TASK INSTRUCTIONS>
Pictures do not belong in the copy. Return all of the entries exactly.
___ DATA FOR THIS EXERCISE
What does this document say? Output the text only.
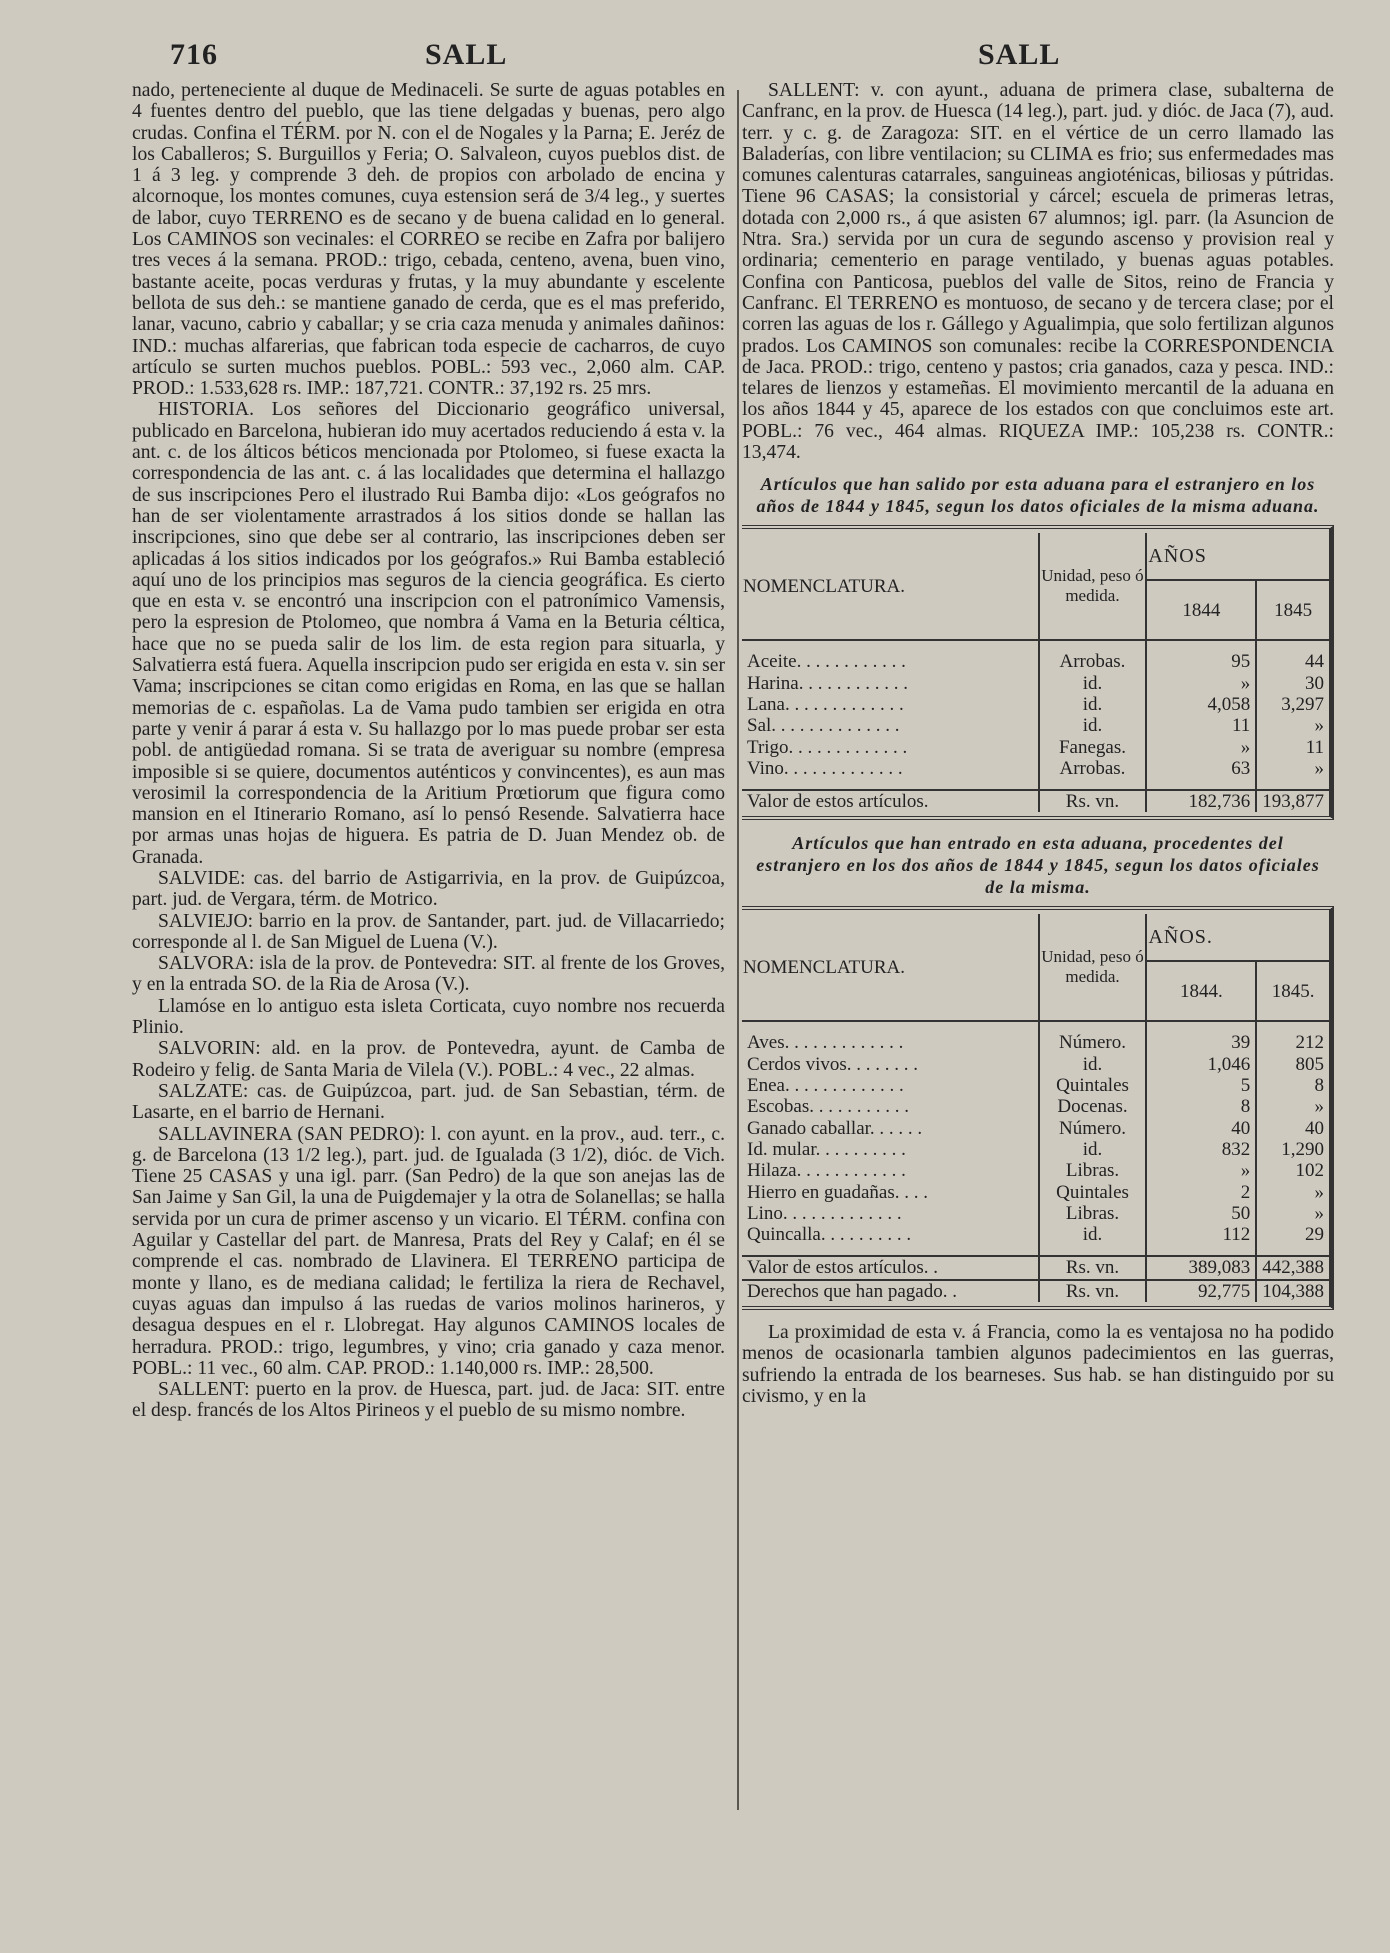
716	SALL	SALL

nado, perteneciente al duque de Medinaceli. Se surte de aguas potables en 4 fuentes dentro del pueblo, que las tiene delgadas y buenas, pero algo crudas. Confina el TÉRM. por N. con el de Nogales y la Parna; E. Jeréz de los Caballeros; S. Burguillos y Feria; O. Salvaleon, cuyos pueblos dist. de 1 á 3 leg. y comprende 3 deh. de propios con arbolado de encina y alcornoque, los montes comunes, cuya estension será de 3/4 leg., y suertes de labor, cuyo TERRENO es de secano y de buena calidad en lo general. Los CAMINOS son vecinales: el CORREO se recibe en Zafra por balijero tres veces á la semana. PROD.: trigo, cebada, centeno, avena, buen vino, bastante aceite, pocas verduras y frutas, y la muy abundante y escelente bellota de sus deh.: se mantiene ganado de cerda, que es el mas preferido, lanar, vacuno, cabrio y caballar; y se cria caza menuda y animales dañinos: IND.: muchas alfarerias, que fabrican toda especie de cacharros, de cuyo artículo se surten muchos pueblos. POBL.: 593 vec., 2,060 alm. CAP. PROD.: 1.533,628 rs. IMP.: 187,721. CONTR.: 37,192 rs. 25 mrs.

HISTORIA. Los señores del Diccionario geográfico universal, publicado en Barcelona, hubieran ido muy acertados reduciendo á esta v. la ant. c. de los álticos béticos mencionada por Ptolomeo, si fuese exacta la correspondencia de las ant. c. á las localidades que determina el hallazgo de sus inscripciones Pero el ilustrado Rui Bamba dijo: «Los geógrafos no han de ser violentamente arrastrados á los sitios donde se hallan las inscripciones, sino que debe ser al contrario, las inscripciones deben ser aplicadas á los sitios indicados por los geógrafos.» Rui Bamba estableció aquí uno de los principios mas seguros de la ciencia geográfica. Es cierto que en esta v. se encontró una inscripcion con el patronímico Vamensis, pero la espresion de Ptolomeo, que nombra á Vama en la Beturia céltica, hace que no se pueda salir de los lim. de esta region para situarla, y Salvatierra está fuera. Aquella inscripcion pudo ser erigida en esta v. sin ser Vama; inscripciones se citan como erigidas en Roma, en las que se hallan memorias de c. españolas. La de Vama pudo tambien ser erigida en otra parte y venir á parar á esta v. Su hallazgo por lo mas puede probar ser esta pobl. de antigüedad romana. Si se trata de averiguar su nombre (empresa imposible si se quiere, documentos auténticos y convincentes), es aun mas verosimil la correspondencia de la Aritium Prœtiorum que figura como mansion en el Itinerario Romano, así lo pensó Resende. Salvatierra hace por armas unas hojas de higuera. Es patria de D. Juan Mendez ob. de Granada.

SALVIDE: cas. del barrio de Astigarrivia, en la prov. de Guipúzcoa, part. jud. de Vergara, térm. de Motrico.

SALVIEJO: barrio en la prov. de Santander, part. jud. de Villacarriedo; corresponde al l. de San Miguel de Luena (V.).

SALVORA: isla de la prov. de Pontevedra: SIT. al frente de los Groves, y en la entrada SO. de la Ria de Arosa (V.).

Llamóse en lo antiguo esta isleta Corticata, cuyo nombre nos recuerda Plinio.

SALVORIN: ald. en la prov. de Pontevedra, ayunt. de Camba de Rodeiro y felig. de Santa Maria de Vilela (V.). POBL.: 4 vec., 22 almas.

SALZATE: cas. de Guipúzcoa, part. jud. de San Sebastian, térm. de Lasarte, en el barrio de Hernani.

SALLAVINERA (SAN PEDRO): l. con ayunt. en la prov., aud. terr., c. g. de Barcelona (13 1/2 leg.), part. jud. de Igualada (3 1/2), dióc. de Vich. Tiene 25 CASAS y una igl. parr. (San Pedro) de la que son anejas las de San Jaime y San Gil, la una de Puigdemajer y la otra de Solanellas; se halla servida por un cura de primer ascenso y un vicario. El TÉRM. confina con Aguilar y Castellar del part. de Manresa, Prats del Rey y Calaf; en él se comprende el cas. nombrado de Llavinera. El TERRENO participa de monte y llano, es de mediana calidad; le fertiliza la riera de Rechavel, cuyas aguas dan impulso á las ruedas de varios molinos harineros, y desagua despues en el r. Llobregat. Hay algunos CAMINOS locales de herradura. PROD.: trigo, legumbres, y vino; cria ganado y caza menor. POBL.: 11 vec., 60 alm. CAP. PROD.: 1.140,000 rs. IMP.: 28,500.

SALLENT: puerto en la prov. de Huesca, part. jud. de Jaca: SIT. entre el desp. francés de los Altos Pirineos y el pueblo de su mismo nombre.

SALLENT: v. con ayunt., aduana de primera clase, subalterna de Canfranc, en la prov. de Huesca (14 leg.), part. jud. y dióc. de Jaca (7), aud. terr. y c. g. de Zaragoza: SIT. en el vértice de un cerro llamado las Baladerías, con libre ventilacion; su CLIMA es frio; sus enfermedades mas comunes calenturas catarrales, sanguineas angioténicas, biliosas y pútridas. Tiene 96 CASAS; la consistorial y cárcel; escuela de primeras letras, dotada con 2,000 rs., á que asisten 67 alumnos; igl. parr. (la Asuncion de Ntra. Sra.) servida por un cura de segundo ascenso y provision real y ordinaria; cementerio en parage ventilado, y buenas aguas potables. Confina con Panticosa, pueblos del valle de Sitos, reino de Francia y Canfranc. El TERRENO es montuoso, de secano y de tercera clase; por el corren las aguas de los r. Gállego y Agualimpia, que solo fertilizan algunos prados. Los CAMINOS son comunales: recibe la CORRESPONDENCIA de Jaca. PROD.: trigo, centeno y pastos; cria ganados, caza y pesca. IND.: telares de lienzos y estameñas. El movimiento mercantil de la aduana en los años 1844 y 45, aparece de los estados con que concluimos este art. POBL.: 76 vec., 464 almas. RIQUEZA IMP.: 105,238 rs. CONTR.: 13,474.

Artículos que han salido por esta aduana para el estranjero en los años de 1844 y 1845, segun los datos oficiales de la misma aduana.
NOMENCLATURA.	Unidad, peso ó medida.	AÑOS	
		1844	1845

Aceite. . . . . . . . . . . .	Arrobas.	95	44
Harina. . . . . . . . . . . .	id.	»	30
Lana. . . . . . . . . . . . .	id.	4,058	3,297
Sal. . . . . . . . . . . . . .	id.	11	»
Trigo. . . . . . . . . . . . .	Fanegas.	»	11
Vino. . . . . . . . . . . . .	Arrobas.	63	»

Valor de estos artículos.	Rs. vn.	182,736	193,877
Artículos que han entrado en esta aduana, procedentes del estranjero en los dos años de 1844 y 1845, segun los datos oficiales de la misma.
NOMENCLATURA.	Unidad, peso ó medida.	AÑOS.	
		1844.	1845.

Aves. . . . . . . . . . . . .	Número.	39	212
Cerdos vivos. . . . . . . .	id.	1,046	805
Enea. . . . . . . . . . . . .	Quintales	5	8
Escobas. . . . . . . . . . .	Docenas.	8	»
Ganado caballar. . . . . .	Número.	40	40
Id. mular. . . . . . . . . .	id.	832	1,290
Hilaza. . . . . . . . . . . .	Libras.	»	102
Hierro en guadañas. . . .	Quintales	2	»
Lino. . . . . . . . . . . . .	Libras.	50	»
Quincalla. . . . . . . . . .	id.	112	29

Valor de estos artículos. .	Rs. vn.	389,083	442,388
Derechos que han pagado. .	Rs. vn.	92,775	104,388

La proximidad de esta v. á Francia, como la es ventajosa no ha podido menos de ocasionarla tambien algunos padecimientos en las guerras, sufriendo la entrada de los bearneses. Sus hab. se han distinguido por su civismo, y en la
______
RESULT OF THE EXERCISE>
What does this document say? Output the text only.
716	SALL	SALL

nado, perteneciente al duque de Medinaceli. Se surte de aguas potables en 4 fuentes dentro del pueblo, que las tiene delgadas y buenas, pero algo crudas. Confina el TÉRM. por N. con el de Nogales y la Parna; E. Jeréz de los Caballeros; S. Burguillos y Feria; O. Salvaleon, cuyos pueblos dist. de 1 á 3 leg. y comprende 3 deh. de propios con arbolado de encina y alcornoque, los montes comunes, cuya estension será de 3/4 leg., y suertes de labor, cuyo TERRENO es de secano y de buena calidad en lo general. Los CAMINOS son vecinales: el CORREO se recibe en Zafra por balijero tres veces á la semana. PROD.: trigo, cebada, centeno, avena, buen vino, bastante aceite, pocas verduras y frutas, y la muy abundante y escelente bellota de sus deh.: se mantiene ganado de cerda, que es el mas preferido, lanar, vacuno, cabrio y caballar; y se cria caza menuda y animales dañinos: IND.: muchas alfarerias, que fabrican toda especie de cacharros, de cuyo artículo se surten muchos pueblos. POBL.: 593 vec., 2,060 alm. CAP. PROD.: 1.533,628 rs. IMP.: 187,721. CONTR.: 37,192 rs. 25 mrs.

HISTORIA. Los señores del Diccionario geográfico universal, publicado en Barcelona, hubieran ido muy acertados reduciendo á esta v. la ant. c. de los álticos béticos mencionada por Ptolomeo, si fuese exacta la correspondencia de las ant. c. á las localidades que determina el hallazgo de sus inscripciones Pero el ilustrado Rui Bamba dijo: «Los geógrafos no han de ser violentamente arrastrados á los sitios donde se hallan las inscripciones, sino que debe ser al contrario, las inscripciones deben ser aplicadas á los sitios indicados por los geógrafos.» Rui Bamba estableció aquí uno de los principios mas seguros de la ciencia geográfica. Es cierto que en esta v. se encontró una inscripcion con el patronímico Vamensis, pero la espresion de Ptolomeo, que nombra á Vama en la Beturia céltica, hace que no se pueda salir de los lim. de esta region para situarla, y Salvatierra está fuera. Aquella inscripcion pudo ser erigida en esta v. sin ser Vama; inscripciones se citan como erigidas en Roma, en las que se hallan memorias de c. españolas. La de Vama pudo tambien ser erigida en otra parte y venir á parar á esta v. Su hallazgo por lo mas puede probar ser esta pobl. de antigüedad romana. Si se trata de averiguar su nombre (empresa imposible si se quiere, documentos auténticos y convincentes), es aun mas verosimil la correspondencia de la Aritium Prœtiorum que figura como mansion en el Itinerario Romano, así lo pensó Resende. Salvatierra hace por armas unas hojas de higuera. Es patria de D. Juan Mendez ob. de Granada.

SALVIDE: cas. del barrio de Astigarrivia, en la prov. de Guipúzcoa, part. jud. de Vergara, térm. de Motrico.

SALVIEJO: barrio en la prov. de Santander, part. jud. de Villacarriedo; corresponde al l. de San Miguel de Luena (V.).

SALVORA: isla de la prov. de Pontevedra: SIT. al frente de los Groves, y en la entrada SO. de la Ria de Arosa (V.).

Llamóse en lo antiguo esta isleta Corticata, cuyo nombre nos recuerda Plinio.

SALVORIN: ald. en la prov. de Pontevedra, ayunt. de Camba de Rodeiro y felig. de Santa Maria de Vilela (V.). POBL.: 4 vec., 22 almas.

SALZATE: cas. de Guipúzcoa, part. jud. de San Sebastian, térm. de Lasarte, en el barrio de Hernani.

SALLAVINERA (SAN PEDRO): l. con ayunt. en la prov., aud. terr., c. g. de Barcelona (13 1/2 leg.), part. jud. de Igualada (3 1/2), dióc. de Vich. Tiene 25 CASAS y una igl. parr. (San Pedro) de la que son anejas las de San Jaime y San Gil, la una de Puigdemajer y la otra de Solanellas; se halla servida por un cura de primer ascenso y un vicario. El TÉRM. confina con Aguilar y Castellar del part. de Manresa, Prats del Rey y Calaf; en él se comprende el cas. nombrado de Llavinera. El TERRENO participa de monte y llano, es de mediana calidad; le fertiliza la riera de Rechavel, cuyas aguas dan impulso á las ruedas de varios molinos harineros, y desagua despues en el r. Llobregat. Hay algunos CAMINOS locales de herradura. PROD.: trigo, legumbres, y vino; cria ganado y caza menor. POBL.: 11 vec., 60 alm. CAP. PROD.: 1.140,000 rs. IMP.: 28,500.

SALLENT: puerto en la prov. de Huesca, part. jud. de Jaca: SIT. entre el desp. francés de los Altos Pirineos y el pueblo de su mismo nombre.

SALLENT: v. con ayunt., aduana de primera clase, subalterna de Canfranc, en la prov. de Huesca (14 leg.), part. jud. y dióc. de Jaca (7), aud. terr. y c. g. de Zaragoza: SIT. en el vértice de un cerro llamado las Baladerías, con libre ventilacion; su CLIMA es frio; sus enfermedades mas comunes calenturas catarrales, sanguineas angioténicas, biliosas y pútridas. Tiene 96 CASAS; la consistorial y cárcel; escuela de primeras letras, dotada con 2,000 rs., á que asisten 67 alumnos; igl. parr. (la Asuncion de Ntra. Sra.) servida por un cura de segundo ascenso y provision real y ordinaria; cementerio en parage ventilado, y buenas aguas potables. Confina con Panticosa, pueblos del valle de Sitos, reino de Francia y Canfranc. El TERRENO es montuoso, de secano y de tercera clase; por el corren las aguas de los r. Gállego y Agualimpia, que solo fertilizan algunos prados. Los CAMINOS son comunales: recibe la CORRESPONDENCIA de Jaca. PROD.: trigo, centeno y pastos; cria ganados, caza y pesca. IND.: telares de lienzos y estameñas. El movimiento mercantil de la aduana en los años 1844 y 45, aparece de los estados con que concluimos este art. POBL.: 76 vec., 464 almas. RIQUEZA IMP.: 105,238 rs. CONTR.: 13,474.

Artículos que han salido por esta aduana para el estranjero en los años de 1844 y 1845, segun los datos oficiales de la misma aduana.
NOMENCLATURA.	Unidad, peso ó medida.	AÑOS	
		1844	1845

Aceite. . . . . . . . . . . .	Arrobas.	95	44
Harina. . . . . . . . . . . .	id.	»	30
Lana. . . . . . . . . . . . .	id.	4,058	3,297
Sal. . . . . . . . . . . . . .	id.	11	»
Trigo. . . . . . . . . . . . .	Fanegas.	»	11
Vino. . . . . . . . . . . . .	Arrobas.	63	»

Valor de estos artículos.	Rs. vn.	182,736	193,877
Artículos que han entrado en esta aduana, procedentes del estranjero en los dos años de 1844 y 1845, segun los datos oficiales de la misma.
NOMENCLATURA.	Unidad, peso ó medida.	AÑOS.	
		1844.	1845.

Aves. . . . . . . . . . . . .	Número.	39	212
Cerdos vivos. . . . . . . .	id.	1,046	805
Enea. . . . . . . . . . . . .	Quintales	5	8
Escobas. . . . . . . . . . .	Docenas.	8	»
Ganado caballar. . . . . .	Número.	40	40
Id. mular. . . . . . . . . .	id.	832	1,290
Hilaza. . . . . . . . . . . .	Libras.	»	102
Hierro en guadañas. . . .	Quintales	2	»
Lino. . . . . . . . . . . . .	Libras.	50	»
Quincalla. . . . . . . . . .	id.	112	29

Valor de estos artículos. .	Rs. vn.	389,083	442,388
Derechos que han pagado. .	Rs. vn.	92,775	104,388

La proximidad de esta v. á Francia, como la es ventajosa no ha podido menos de ocasionarla tambien algunos padecimientos en las guerras, sufriendo la entrada de los bearneses. Sus hab. se han distinguido por su civismo, y en la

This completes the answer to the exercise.